• **Exercise directions**: Write out the material exactly, without any of its pictures.

• **Supplied material**:
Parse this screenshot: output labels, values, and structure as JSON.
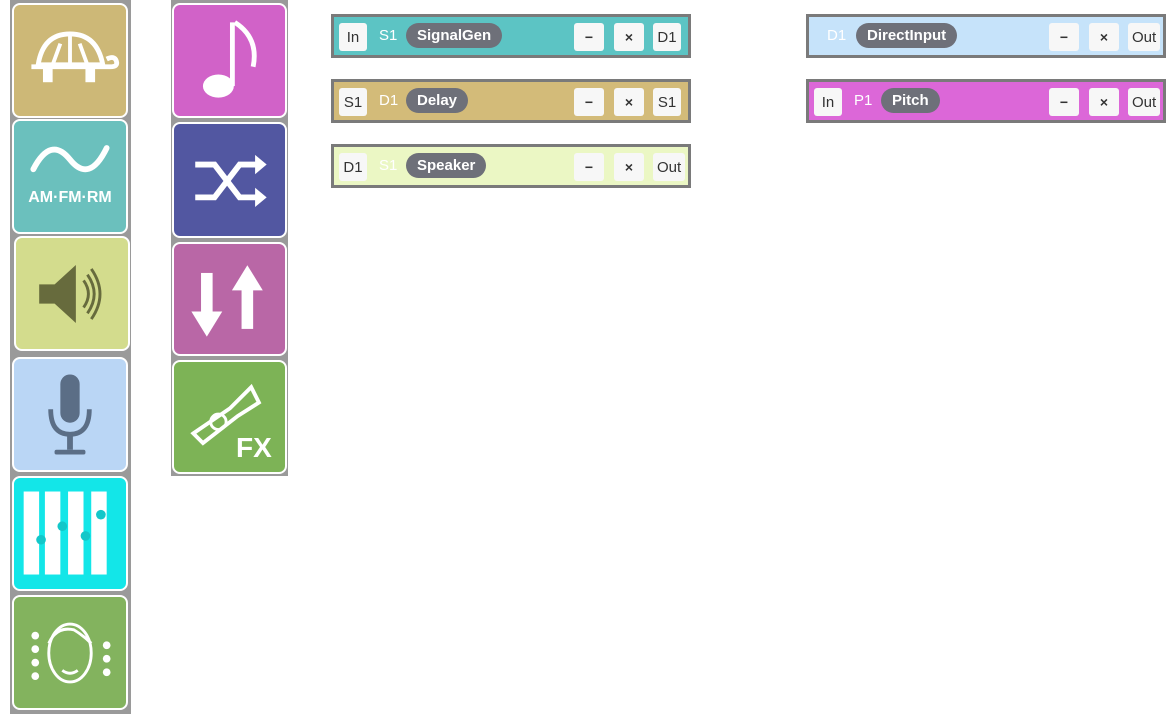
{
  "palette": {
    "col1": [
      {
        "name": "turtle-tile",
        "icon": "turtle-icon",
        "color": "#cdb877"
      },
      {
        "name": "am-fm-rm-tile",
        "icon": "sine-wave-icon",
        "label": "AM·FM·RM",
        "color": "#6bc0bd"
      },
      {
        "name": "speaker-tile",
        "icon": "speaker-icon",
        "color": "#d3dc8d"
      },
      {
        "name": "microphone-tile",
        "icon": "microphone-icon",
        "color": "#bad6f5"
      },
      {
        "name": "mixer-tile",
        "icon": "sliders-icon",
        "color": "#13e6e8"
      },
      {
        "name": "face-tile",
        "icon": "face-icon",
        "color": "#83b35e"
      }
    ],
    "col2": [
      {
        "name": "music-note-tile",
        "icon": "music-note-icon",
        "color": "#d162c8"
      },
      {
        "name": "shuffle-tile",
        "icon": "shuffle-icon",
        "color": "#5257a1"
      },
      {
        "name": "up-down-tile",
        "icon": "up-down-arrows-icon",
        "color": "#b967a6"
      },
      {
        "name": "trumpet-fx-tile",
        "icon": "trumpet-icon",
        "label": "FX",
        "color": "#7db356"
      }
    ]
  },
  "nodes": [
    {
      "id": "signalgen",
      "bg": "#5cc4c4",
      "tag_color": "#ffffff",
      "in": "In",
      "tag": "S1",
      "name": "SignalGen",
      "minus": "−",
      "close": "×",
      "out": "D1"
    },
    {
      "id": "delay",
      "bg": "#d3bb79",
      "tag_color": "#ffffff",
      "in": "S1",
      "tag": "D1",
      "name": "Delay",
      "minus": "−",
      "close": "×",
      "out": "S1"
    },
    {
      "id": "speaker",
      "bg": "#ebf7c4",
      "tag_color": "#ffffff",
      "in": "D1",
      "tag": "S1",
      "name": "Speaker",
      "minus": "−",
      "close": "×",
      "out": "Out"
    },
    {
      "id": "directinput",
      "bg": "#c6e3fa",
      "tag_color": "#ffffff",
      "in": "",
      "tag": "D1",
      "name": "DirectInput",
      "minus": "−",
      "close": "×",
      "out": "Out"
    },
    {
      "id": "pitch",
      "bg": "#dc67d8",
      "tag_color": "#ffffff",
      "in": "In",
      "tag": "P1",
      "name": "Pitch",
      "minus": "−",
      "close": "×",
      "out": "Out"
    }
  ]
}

• **Result below**:
Parse this screenshot: output labels, values, and structure as JSON.
{
  "palette": {
    "col1": [
      {
        "name": "turtle-tile",
        "icon": "turtle-icon",
        "color": "#cdb877"
      },
      {
        "name": "am-fm-rm-tile",
        "icon": "sine-wave-icon",
        "label": "AM·FM·RM",
        "color": "#6bc0bd"
      },
      {
        "name": "speaker-tile",
        "icon": "speaker-icon",
        "color": "#d3dc8d"
      },
      {
        "name": "microphone-tile",
        "icon": "microphone-icon",
        "color": "#bad6f5"
      },
      {
        "name": "mixer-tile",
        "icon": "sliders-icon",
        "color": "#13e6e8"
      },
      {
        "name": "face-tile",
        "icon": "face-icon",
        "color": "#83b35e"
      }
    ],
    "col2": [
      {
        "name": "music-note-tile",
        "icon": "music-note-icon",
        "color": "#d162c8"
      },
      {
        "name": "shuffle-tile",
        "icon": "shuffle-icon",
        "color": "#5257a1"
      },
      {
        "name": "up-down-tile",
        "icon": "up-down-arrows-icon",
        "color": "#b967a6"
      },
      {
        "name": "trumpet-fx-tile",
        "icon": "trumpet-icon",
        "label": "FX",
        "color": "#7db356"
      }
    ]
  },
  "nodes": [
    {
      "id": "signalgen",
      "bg": "#5cc4c4",
      "tag_color": "#ffffff",
      "in": "In",
      "tag": "S1",
      "name": "SignalGen",
      "minus": "−",
      "close": "×",
      "out": "D1"
    },
    {
      "id": "delay",
      "bg": "#d3bb79",
      "tag_color": "#ffffff",
      "in": "S1",
      "tag": "D1",
      "name": "Delay",
      "minus": "−",
      "close": "×",
      "out": "S1"
    },
    {
      "id": "speaker",
      "bg": "#ebf7c4",
      "tag_color": "#ffffff",
      "in": "D1",
      "tag": "S1",
      "name": "Speaker",
      "minus": "−",
      "close": "×",
      "out": "Out"
    },
    {
      "id": "directinput",
      "bg": "#c6e3fa",
      "tag_color": "#ffffff",
      "in": "",
      "tag": "D1",
      "name": "DirectInput",
      "minus": "−",
      "close": "×",
      "out": "Out"
    },
    {
      "id": "pitch",
      "bg": "#dc67d8",
      "tag_color": "#ffffff",
      "in": "In",
      "tag": "P1",
      "name": "Pitch",
      "minus": "−",
      "close": "×",
      "out": "Out"
    }
  ]
}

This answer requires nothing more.